**Quoted text**.
After mulling the issue for several weeks, my partner and I sided against spamming. Today our site boasts almost 100 properties in 19 states and we are proud that we made the ethical decision against questionable business tactics. We’ve even made a name for ourselves through adding features to prevent our property owners from becoming victims of spam. In the end, our decision has given us the pride and resolve to continue running our business with ethical and moral conviction.

The irony of content and the stickiness curse

Tuesday, August 2nd, 2005

Web sites that have horrible content or a complete lack of content have much higher advertisement click through rates (using adsense or affiliate links) than sites with useful, interesting content. Makes perfect sense, right? If an internet user mistakenly wanders onto a site or a page that sucks, he or she will use almost any exit available (a well positioned ad) to find the information he or she was looking for in the first place. It’s why these ad-only sites are able to flourish; just buy a domain that will get a decent google pagerank and plaster the site with ads for related products. If your site isn’t “sticky,” who cares! In fact, this is exactly what you want!

I found this phenomenon to be true on my own website in a couple of instances. In the early days before we had bike trails in all 50 states, several of our state landing pages were blank and we filled the space with affiliate links to guidebooks that covered that state. Lo and behold those pages had the highest conversion rate even though we didn’t have a bit of content! Nice.

More recently I’ve found that the conversion rate on our fairly new gear review section of the site has an above average click-through rate, probably because we don’t have much original content yet. I’m almost dreading the day when our users want to hang out there; how will we ever make any money if no one wants to leave!?

**Given exercise 1**.
Set down the rows word for word, starting with the line that contains "- legend-label: TR 20 anni: [870, 241, 930, 250]" and going on through the line that contains "- line-series: [136, 178, 836, 514]".
The post and the rows are independent of each other.

**Element and coordinate rows**.
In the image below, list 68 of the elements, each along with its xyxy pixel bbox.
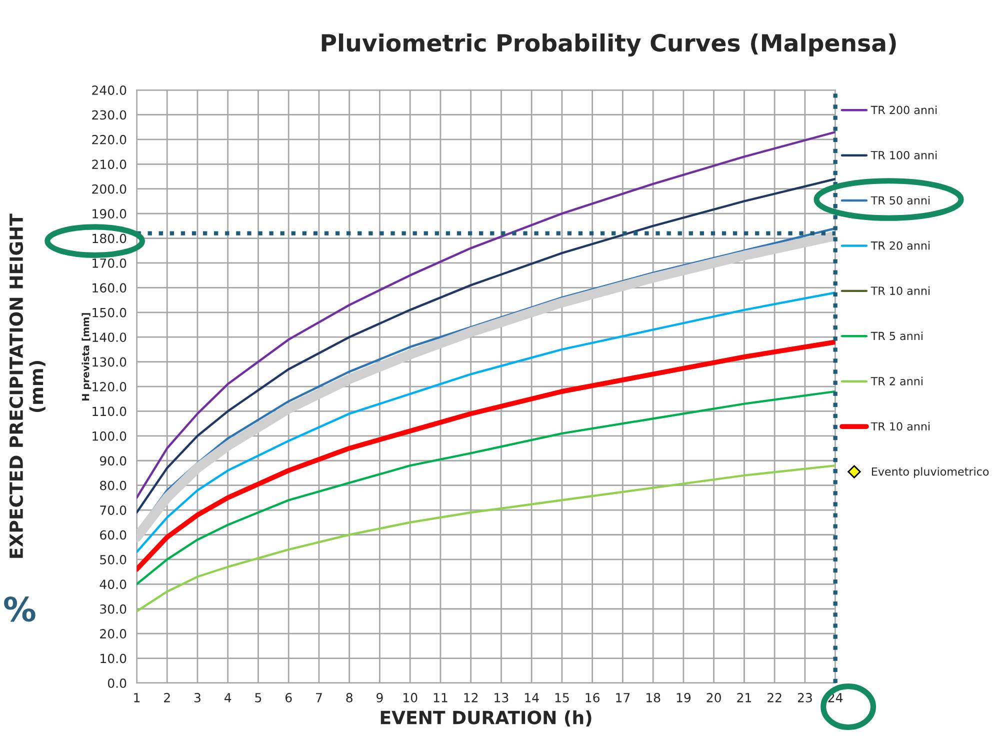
- legend-label: TR 20 anni: [870, 241, 930, 250]
- x-tick-label: 17: [616, 693, 630, 702]
- x-tick-label: 23: [798, 692, 812, 702]
- legend-label: TR 50 anni: [870, 196, 930, 205]
- y-tick-label: 140.0: [92, 332, 126, 342]
- y-tick-label: 240.0: [92, 85, 126, 95]
- line-series: [136, 390, 836, 586]
- y-tick-label: 220.0: [92, 134, 126, 144]
- x-axis-title: EVENT DURATION (h): [380, 710, 592, 726]
- x-tick-label: 19: [676, 692, 691, 702]
- y-tick-label: 200.0: [92, 184, 126, 194]
- x-tick-label: 12: [464, 692, 478, 702]
- y-tick-label: 180.0: [92, 234, 126, 244]
- text: %: [4, 596, 36, 622]
- x-tick-label: 16: [586, 692, 600, 702]
- x-tick-label: 10: [404, 692, 418, 702]
- x-tick-label: 3: [194, 692, 200, 702]
- line-series: [136, 130, 836, 499]
- y-tick-label: 150.0: [92, 308, 126, 318]
- y-tick-label: 80.0: [100, 480, 126, 490]
- y-tick-label: 0.0: [108, 678, 126, 688]
- y-tick-label: 160.0: [92, 283, 126, 293]
- legend-label: TR 2 anni: [870, 376, 922, 386]
- x-tick-label: 9: [376, 692, 383, 702]
- y-tick-label: 60.0: [100, 530, 126, 540]
- y-tick-label: 90.0: [100, 456, 126, 466]
- legend-label: TR 100 anni: [870, 150, 937, 160]
- y-tick-label: 190.0: [92, 209, 126, 218]
- y-tick-label: 170.0: [92, 258, 126, 268]
- line-series: [136, 178, 836, 514]
- legend-label: TR 200 anni: [870, 106, 937, 114]
- line-series: [136, 292, 836, 554]
- y-tick-label: 50.0: [100, 554, 126, 564]
- x-tick-label: 1: [134, 693, 140, 702]
- x-tick-label: 14: [525, 693, 539, 702]
- x-tick-label: 21: [737, 692, 752, 702]
- y-tick-label: 70.0: [100, 506, 126, 515]
- y-tick-label: 20.0: [100, 629, 126, 639]
- legend-label: Evento pluviometrico: [872, 467, 989, 478]
- x-tick-label: 4: [224, 693, 232, 702]
- line-series: [136, 464, 836, 612]
- line-series: [136, 340, 836, 572]
- x-tick-label: 20: [706, 692, 721, 702]
- x-tick-label: 11: [434, 693, 448, 702]
- x-tick-label: 6: [285, 692, 292, 702]
- x-tick-label: 18: [646, 692, 660, 702]
- x-tick-label: 8: [346, 692, 352, 702]
- y-axis-title: EXPECTED PRECIPITATION HEIGHT (mm): [9, 214, 46, 558]
- x-tick-label: 13: [494, 692, 508, 702]
- legend-label: TR 10 anni: [870, 286, 930, 295]
- legend-label: TR 10 anni: [870, 422, 930, 431]
- y-tick-label: 10.0: [100, 654, 126, 664]
- y-tick-label: 110.0: [92, 406, 126, 416]
- legend-label: TR 5 anni: [870, 332, 922, 340]
- x-tick-label: 5: [255, 693, 262, 702]
- y-tick-label: 120.0: [92, 382, 126, 392]
- y-tick-label: 30.0: [100, 604, 126, 614]
- x-tick-label: 2: [164, 692, 170, 702]
- x-tick-label: 7: [316, 693, 322, 702]
- y-tick-label: 40.0: [100, 580, 126, 590]
- y-tick-label: 210.0: [92, 160, 126, 170]
- x-tick-label: 15: [555, 693, 569, 702]
- y-tick-label: 100.0: [92, 431, 126, 441]
- y-tick-label: 130.0: [92, 357, 126, 367]
- chart-title: Pluviometric Probability Curves (Malpensa): [322, 33, 896, 57]
- x-tick-label: 22: [768, 692, 782, 702]
- text: H prevista [mm]: [82, 313, 92, 400]
- y-tick-label: 230.0: [92, 110, 126, 120]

**Given exercise 2**.
Extract the passage of the post unchanged, starting with "I found this" and going on through "wants to leave!?".

**Reply 1**.
- legend-label: TR 20 anni: [870, 241, 930, 250]
- x-tick-label: 17: [616, 693, 630, 702]
- x-tick-label: 23: [798, 692, 812, 702]
- legend-label: TR 50 anni: [870, 196, 930, 205]
- y-tick-label: 140.0: [92, 332, 126, 342]
- y-tick-label: 240.0: [92, 85, 126, 95]
- line-series: [136, 390, 836, 586]
- y-tick-label: 220.0: [92, 134, 126, 144]
- x-axis-title: EVENT DURATION (h): [380, 710, 592, 726]
- x-tick-label: 19: [676, 692, 691, 702]
- y-tick-label: 200.0: [92, 184, 126, 194]
- x-tick-label: 12: [464, 692, 478, 702]
- y-tick-label: 180.0: [92, 234, 126, 244]
- text: %: [4, 596, 36, 622]
- x-tick-label: 16: [586, 692, 600, 702]
- x-tick-label: 10: [404, 692, 418, 702]
- x-tick-label: 3: [194, 692, 200, 702]
- line-series: [136, 130, 836, 499]
- y-tick-label: 150.0: [92, 308, 126, 318]
- y-tick-label: 80.0: [100, 480, 126, 490]
- y-tick-label: 0.0: [108, 678, 126, 688]
- y-tick-label: 160.0: [92, 283, 126, 293]
- legend-label: TR 2 anni: [870, 376, 922, 386]
- x-tick-label: 9: [376, 692, 383, 702]
- y-tick-label: 60.0: [100, 530, 126, 540]
- y-tick-label: 90.0: [100, 456, 126, 466]
- legend-label: TR 100 anni: [870, 150, 937, 160]
- y-tick-label: 190.0: [92, 209, 126, 218]
- y-tick-label: 170.0: [92, 258, 126, 268]
- line-series: [136, 178, 836, 514]

**Reply 2**.
I found this phenomenon to be true on my own website in a couple of instances. In the early days before we had bike trails in all 50 states, several of our state landing pages were blank and we filled the space with affiliate links to guidebooks that covered that state. Lo and behold those pages had the highest conversion rate even though we didn’t have a bit of content! Nice.

More recently I’ve found that the conversion rate on our fairly new gear review section of the site has an above average click-through rate, probably because we don’t have much original content yet. I’m almost dreading the day when our users want to hang out there; how will we ever make any money if no one wants to leave!?